▶ **DIRECTIONS FOR THIS TASK**
Where a line of the material contains the string "heading", copy that line.

________________________

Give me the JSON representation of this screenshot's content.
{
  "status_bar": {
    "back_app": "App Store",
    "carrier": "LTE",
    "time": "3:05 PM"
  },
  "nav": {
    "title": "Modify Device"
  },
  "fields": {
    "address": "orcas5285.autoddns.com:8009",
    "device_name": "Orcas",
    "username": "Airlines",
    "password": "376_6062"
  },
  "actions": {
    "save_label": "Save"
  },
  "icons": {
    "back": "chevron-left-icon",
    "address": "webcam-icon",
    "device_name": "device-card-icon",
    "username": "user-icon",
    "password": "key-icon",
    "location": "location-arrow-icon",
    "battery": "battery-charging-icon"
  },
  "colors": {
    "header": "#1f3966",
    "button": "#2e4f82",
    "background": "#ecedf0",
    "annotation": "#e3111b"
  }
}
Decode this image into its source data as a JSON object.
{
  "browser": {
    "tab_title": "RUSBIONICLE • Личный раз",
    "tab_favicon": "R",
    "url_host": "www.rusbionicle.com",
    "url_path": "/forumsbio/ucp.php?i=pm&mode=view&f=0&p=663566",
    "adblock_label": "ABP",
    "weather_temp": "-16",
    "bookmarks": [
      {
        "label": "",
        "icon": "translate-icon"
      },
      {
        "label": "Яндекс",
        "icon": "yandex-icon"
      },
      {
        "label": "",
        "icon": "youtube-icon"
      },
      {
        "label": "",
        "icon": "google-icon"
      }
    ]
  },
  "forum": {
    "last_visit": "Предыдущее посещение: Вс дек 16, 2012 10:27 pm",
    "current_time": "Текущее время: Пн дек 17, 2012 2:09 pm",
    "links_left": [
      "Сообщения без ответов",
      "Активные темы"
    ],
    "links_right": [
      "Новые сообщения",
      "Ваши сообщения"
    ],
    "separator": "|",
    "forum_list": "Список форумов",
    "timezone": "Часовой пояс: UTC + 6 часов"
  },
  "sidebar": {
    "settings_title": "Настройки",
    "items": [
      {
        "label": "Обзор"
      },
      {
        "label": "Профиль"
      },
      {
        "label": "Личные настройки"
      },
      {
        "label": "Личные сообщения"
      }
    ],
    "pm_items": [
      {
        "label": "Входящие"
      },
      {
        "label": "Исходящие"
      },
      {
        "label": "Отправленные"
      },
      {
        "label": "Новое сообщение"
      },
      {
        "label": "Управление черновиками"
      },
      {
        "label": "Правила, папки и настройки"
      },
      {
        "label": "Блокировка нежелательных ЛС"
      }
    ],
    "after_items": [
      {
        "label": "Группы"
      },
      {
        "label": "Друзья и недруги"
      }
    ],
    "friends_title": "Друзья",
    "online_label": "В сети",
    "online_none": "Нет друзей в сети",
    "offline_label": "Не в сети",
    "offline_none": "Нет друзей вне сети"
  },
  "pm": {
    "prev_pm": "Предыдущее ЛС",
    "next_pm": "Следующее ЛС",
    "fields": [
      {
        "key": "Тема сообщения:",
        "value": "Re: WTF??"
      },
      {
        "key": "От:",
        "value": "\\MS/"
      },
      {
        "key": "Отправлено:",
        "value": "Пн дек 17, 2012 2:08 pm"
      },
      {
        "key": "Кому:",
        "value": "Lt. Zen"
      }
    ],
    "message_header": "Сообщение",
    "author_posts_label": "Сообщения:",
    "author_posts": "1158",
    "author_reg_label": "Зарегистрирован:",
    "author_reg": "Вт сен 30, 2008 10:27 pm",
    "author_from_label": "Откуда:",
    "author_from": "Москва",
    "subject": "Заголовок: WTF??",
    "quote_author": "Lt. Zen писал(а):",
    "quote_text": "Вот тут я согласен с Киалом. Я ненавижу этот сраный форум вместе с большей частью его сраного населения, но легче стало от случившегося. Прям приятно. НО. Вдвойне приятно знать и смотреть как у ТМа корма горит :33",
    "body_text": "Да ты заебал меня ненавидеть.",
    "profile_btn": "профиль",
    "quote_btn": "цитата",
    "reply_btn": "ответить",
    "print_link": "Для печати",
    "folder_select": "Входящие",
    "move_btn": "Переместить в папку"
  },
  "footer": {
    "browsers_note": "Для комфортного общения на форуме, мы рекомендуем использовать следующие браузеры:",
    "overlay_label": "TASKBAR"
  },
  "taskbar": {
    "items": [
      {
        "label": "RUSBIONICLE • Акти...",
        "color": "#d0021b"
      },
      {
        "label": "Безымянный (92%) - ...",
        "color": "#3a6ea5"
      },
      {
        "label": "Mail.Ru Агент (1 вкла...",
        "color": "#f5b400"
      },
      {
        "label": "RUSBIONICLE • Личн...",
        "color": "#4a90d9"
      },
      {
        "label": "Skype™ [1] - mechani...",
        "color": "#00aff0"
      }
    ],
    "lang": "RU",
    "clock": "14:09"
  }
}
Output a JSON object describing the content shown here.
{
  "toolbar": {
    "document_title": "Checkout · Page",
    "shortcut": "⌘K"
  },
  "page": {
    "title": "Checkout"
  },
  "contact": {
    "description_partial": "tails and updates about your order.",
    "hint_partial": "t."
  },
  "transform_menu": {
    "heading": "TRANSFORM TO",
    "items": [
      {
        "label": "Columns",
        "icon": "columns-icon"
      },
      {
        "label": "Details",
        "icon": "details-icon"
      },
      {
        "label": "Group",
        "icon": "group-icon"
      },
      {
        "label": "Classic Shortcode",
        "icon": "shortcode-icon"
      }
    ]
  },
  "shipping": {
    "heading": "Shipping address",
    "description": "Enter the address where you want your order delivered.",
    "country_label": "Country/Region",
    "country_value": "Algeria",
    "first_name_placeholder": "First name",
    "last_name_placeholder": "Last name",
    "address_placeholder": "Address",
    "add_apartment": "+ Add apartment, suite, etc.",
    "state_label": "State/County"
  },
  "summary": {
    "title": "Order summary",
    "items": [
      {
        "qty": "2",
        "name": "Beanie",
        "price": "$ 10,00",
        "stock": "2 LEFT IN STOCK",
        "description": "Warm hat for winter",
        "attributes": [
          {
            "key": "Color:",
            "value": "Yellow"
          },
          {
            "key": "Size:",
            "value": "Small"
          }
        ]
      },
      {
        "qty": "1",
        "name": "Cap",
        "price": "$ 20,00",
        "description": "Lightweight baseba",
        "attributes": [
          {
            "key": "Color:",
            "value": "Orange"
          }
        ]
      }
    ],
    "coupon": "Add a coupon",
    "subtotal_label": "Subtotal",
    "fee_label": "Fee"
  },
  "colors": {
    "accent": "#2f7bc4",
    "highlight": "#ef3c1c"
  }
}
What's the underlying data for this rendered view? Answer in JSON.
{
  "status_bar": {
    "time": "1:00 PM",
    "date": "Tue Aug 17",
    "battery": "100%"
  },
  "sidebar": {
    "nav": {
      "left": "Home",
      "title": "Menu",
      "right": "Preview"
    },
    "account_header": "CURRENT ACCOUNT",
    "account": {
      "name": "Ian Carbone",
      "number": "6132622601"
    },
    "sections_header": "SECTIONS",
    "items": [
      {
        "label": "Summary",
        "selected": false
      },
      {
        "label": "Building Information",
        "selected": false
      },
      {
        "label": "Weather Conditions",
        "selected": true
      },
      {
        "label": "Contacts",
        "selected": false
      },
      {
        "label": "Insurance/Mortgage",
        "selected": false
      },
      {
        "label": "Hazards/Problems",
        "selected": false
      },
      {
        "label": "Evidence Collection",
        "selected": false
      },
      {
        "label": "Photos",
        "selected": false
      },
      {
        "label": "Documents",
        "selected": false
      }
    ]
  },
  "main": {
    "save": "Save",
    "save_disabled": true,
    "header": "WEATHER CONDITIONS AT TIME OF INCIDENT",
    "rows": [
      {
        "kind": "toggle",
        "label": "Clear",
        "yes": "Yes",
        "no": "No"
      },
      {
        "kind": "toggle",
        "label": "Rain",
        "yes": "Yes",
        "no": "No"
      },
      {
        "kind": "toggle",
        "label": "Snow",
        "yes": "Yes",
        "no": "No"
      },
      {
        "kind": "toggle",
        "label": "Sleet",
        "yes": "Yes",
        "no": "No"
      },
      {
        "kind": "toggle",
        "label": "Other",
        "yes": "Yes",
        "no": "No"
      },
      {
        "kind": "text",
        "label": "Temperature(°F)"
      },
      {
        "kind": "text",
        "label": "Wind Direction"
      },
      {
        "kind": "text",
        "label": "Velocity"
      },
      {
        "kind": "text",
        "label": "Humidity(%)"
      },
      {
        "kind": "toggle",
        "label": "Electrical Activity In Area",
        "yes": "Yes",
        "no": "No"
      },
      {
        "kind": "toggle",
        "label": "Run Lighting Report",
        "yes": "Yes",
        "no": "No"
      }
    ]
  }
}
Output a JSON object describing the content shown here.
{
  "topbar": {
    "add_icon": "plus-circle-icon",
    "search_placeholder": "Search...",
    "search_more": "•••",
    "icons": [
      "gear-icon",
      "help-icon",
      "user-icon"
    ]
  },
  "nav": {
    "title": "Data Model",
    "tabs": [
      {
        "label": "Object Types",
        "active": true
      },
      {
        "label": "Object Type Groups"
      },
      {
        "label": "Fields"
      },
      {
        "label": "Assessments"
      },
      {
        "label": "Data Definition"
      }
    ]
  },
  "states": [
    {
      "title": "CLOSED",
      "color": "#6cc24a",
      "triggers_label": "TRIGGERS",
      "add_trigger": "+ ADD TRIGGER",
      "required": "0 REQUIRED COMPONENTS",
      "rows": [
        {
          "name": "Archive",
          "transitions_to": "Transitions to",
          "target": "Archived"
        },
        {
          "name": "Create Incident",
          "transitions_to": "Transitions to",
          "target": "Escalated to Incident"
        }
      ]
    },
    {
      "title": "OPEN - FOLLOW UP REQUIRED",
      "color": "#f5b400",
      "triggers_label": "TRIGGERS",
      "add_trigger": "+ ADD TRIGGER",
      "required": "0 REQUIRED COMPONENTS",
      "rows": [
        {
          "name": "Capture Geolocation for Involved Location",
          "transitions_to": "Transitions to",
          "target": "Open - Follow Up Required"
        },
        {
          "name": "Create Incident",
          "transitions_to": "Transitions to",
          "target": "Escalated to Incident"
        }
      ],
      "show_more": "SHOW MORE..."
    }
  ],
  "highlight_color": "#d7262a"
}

________________________

▶ **ANSWER IN FULL**
    "heading": "TRANSFORM TO",
    "heading": "Shipping address",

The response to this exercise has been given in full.